**TEXT EXTRACT**
[start]

DETAILED ACTION
Notice of Pre-AIA or AIA Status
The present application, filed on or after March 16, 2013, is being examined under the first inventor to file provisions of the AIA .
Response to Arguments
Applicant’s arguments with respect to claim(s) 1-2 and 4 have been considered but are moot because the new ground of rejection does not rely on any reference applied in the prior rejection of record for any teaching or matter specifically challenged in the argument.
Double Patenting
The nonstatutory double patenting rejection is based on a judicially created doctrine grounded in public policy (a policy reflected in the statute) so as to prevent the unjustified or improper timewise extension of the “right to exclude” granted by a patent and to prevent possible harassment by multiple assignees. A nonstatutory double patenting rejection is appropriate where the conflicting claims are not identical, but at least one examined application claim is not patentably distinct from the reference claim(s) because the examined application claim is either anticipated by, or would have been obvious over, the reference claim(s). See, e.g., In re Berg, 140 F.3d 1428, 46 USPQ2d 1226 (Fed. Cir. 1998); In re Goodman, 11 F.3d 1046, 29 USPQ2d 2010 (Fed. Cir. 1993); In re Longi, 759 F.2d 887, 225 USPQ 645 (Fed. Cir. 1985); In re Van Ornum, 686 F.2d 937, 214 USPQ 761 (CCPA 1982); In re Vogel, 422 F.2d 438, 164 USPQ 619 (CCPA 1970); In re Thorington, 418 F.2d 528, 163 USPQ 644 (CCPA 1969).

[end]

**DATA SUPPLIED**
[start]

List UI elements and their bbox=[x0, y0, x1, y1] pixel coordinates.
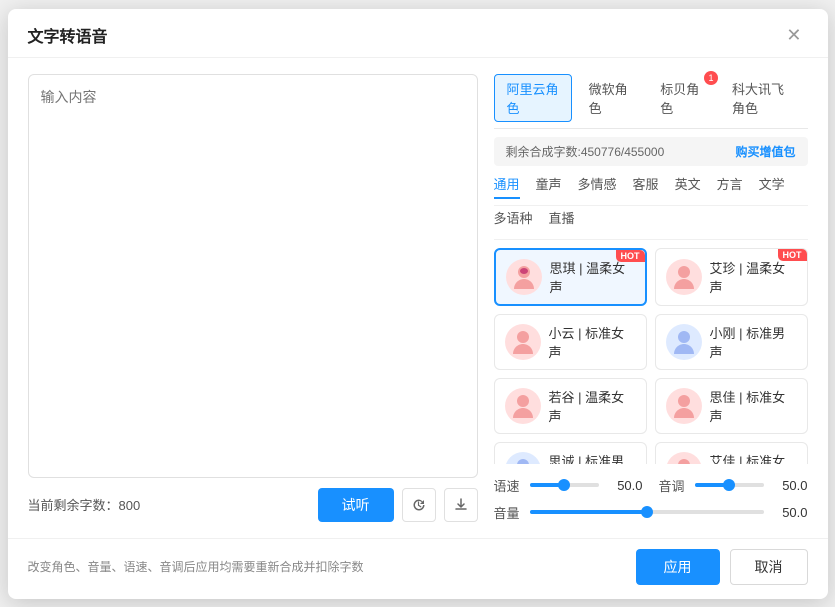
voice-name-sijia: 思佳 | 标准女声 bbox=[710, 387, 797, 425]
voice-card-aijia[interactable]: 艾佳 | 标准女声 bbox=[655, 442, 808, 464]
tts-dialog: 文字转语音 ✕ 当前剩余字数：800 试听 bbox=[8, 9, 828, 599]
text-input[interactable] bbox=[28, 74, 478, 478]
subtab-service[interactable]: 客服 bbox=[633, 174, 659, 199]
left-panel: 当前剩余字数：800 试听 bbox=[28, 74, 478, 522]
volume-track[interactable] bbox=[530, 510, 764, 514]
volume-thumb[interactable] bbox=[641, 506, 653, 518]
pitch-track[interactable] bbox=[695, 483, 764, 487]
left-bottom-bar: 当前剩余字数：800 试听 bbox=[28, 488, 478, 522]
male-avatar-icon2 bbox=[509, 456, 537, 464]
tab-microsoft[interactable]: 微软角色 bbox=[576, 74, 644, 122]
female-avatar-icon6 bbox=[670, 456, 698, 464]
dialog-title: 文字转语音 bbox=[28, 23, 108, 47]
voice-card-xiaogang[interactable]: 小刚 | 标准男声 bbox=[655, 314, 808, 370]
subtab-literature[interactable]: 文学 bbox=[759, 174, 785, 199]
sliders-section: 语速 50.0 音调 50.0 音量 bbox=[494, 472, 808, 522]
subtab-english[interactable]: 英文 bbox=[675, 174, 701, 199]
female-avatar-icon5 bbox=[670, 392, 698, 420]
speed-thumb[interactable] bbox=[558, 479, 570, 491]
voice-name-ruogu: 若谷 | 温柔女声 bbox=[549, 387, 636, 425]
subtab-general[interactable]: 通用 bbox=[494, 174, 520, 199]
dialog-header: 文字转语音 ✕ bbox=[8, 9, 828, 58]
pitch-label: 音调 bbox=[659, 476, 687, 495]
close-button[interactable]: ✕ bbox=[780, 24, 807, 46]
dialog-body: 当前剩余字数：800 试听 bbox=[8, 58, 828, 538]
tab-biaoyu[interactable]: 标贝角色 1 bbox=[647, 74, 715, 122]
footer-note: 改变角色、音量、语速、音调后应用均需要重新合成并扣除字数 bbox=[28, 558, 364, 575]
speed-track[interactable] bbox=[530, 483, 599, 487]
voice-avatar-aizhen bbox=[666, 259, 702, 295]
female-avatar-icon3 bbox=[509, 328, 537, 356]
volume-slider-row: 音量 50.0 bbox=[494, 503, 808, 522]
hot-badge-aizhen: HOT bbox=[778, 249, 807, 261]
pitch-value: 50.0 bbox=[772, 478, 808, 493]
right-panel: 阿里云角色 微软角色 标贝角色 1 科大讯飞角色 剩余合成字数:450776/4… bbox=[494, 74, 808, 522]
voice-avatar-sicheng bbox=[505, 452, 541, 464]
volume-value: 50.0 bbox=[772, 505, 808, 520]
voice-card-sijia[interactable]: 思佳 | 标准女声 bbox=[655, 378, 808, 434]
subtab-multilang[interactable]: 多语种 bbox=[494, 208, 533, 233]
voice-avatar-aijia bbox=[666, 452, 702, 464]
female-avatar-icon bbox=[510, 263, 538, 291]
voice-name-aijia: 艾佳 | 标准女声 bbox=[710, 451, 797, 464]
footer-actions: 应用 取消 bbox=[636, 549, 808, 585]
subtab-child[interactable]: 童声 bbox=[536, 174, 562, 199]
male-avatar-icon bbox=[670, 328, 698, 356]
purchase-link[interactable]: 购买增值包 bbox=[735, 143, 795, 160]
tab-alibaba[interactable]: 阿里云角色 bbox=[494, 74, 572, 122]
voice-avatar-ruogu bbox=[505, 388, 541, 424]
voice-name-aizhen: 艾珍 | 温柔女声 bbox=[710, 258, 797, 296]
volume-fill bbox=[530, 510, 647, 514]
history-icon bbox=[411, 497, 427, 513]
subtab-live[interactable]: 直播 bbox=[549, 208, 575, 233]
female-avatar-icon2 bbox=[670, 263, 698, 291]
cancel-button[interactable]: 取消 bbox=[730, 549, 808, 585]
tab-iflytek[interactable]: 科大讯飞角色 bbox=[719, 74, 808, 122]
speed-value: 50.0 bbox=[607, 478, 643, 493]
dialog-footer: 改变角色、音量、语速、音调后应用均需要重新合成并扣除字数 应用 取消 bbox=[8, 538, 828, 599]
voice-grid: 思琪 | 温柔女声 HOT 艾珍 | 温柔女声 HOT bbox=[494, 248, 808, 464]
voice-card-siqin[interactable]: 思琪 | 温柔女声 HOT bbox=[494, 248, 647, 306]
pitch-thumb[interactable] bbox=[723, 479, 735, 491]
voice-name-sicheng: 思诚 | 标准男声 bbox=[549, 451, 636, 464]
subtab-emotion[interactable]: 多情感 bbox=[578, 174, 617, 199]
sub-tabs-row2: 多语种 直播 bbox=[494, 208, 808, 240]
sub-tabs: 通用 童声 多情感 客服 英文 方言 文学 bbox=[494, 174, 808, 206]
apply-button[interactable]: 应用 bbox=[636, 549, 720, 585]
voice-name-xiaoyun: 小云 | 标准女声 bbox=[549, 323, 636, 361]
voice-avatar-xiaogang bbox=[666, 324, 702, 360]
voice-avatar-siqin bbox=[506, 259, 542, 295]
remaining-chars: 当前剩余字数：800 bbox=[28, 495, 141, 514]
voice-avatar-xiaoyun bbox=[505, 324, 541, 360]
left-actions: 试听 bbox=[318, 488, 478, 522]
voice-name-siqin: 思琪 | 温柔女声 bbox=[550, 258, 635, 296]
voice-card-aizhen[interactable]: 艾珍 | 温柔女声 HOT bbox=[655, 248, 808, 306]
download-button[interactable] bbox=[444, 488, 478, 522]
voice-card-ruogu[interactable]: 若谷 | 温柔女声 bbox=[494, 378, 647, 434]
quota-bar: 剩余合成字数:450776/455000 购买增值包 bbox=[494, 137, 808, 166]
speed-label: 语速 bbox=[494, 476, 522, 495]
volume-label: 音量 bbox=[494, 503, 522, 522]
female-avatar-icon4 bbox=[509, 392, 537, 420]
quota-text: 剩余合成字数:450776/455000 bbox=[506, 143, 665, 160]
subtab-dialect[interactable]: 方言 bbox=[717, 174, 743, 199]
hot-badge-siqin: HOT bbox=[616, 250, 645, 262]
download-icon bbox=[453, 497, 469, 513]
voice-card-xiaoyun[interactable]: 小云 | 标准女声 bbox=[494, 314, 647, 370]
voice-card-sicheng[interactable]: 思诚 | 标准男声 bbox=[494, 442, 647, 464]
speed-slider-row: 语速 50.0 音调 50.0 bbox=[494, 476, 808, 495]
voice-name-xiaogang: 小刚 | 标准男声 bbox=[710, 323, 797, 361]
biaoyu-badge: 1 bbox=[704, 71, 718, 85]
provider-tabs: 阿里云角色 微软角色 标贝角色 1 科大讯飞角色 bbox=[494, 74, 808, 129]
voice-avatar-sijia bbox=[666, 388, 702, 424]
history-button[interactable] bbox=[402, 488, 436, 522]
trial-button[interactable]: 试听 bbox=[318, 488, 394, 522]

[end]

**WORK INSTRUCTIONS**
Decide whether each statement agrees with the office action, answering yes or no and quoting the deciding words. 1. The application was filed on or after March 16, 2013. 2. The new ground of rejection relies on a reference applied in the prior rejection. 3. A nonstatutory double patenting rejection calls for the conflicting claims to be identical.

**RESULT OF THIS EXERCISE**
1. Yes: "filed on or after March 16, 2013"
2. No: "the new ground of rejection does not rely on any reference applied in the prior rejection of record"
3. No: "appropriate where the conflicting claims are not identical"